## [Given information]
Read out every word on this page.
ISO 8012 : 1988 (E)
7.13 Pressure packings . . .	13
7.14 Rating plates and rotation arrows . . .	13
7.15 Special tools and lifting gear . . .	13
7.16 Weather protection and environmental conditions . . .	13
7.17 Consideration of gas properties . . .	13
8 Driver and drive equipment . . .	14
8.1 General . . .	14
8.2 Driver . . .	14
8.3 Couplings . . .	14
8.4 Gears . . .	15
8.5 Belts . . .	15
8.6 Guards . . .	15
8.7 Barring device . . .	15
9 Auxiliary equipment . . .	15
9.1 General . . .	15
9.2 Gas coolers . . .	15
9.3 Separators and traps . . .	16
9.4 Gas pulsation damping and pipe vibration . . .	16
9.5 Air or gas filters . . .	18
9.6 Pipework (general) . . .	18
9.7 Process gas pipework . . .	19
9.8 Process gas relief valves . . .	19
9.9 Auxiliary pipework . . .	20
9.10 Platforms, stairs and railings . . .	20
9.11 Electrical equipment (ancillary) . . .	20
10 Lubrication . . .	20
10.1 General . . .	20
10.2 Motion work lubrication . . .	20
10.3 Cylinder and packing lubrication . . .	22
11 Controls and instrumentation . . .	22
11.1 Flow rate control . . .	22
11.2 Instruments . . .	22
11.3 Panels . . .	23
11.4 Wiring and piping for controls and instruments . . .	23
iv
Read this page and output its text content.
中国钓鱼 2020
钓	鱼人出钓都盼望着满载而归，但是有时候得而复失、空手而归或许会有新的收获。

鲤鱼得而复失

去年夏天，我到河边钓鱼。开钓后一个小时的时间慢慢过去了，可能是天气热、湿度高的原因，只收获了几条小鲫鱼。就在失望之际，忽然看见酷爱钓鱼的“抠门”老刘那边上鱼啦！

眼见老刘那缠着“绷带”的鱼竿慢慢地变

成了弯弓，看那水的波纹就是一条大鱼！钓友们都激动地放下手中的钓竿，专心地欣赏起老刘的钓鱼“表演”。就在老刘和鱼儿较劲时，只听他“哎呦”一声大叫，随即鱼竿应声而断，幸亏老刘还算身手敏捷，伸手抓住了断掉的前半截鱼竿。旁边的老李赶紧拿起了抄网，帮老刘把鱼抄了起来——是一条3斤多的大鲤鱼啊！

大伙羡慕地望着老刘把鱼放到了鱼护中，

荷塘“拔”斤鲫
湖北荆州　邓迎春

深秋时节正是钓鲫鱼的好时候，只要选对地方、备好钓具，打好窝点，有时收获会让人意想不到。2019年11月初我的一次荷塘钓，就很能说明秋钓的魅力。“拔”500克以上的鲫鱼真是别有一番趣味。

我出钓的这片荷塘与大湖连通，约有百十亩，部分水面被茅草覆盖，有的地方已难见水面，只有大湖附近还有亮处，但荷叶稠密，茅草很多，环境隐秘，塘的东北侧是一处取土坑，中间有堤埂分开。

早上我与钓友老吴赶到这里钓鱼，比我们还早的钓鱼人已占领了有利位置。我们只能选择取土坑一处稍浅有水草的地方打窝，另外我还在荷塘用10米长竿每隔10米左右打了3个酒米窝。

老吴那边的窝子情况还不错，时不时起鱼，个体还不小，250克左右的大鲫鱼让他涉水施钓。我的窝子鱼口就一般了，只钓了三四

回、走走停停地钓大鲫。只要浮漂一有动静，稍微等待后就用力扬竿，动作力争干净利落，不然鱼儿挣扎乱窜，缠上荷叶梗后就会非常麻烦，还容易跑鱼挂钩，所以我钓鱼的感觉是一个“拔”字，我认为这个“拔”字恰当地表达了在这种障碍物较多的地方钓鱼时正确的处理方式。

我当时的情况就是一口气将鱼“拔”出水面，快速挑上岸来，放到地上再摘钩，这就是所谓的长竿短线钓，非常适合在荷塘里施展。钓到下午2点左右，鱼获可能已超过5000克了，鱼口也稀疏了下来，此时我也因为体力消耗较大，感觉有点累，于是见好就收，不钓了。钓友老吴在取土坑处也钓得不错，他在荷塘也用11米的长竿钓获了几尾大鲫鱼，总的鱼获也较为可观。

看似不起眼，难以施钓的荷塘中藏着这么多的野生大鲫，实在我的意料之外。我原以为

## [Short problem]
The answer is one number: how many lines of the material above contain "Process".

## [Exercise output]
2